Transcribe each record exactly. Include every one.

Stored data entries
^^^^

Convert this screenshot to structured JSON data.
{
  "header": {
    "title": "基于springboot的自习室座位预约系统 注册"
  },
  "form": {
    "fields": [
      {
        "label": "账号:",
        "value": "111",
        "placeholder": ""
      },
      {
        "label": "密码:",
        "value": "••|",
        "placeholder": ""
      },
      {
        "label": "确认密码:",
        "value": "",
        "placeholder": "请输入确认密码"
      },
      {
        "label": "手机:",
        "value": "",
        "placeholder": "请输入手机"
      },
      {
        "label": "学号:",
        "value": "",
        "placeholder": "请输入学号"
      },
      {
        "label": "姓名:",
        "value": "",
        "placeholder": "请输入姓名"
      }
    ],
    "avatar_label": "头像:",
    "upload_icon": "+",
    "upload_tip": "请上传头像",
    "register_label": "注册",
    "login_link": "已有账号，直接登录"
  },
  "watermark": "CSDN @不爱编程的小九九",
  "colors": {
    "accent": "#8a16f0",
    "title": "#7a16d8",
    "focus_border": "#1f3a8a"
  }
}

^^^^

Worked solution
Convert this screenshot to structured JSON data.
{
  "header": {
    "title": "基于springboot的自习室座位预约系统 注册"
  },
  "form": {
    "fields": [
      {
        "label": "账号:",
        "value": "111",
        "placeholder": ""
      },
      {
        "label": "密码:",
        "value": "••|",
        "placeholder": ""
      },
      {
        "label": "确认密码:",
        "value": "",
        "placeholder": "请输入确认密码"
      },
      {
        "label": "手机:",
        "value": "",
        "placeholder": "请输入手机"
      },
      {
        "label": "学号:",
        "value": "",
        "placeholder": "请输入学号"
      },
      {
        "label": "姓名:",
        "value": "",
        "placeholder": "请输入姓名"
      }
    ],
    "avatar_label": "头像:",
    "upload_icon": "+",
    "upload_tip": "请上传头像",
    "register_label": "注册",
    "login_link": "已有账号，直接登录"
  },
  "watermark": "CSDN @不爱编程的小九九",
  "colors": {
    "accent": "#8a16f0",
    "title": "#7a16d8",
    "focus_border": "#1f3a8a"
  }
}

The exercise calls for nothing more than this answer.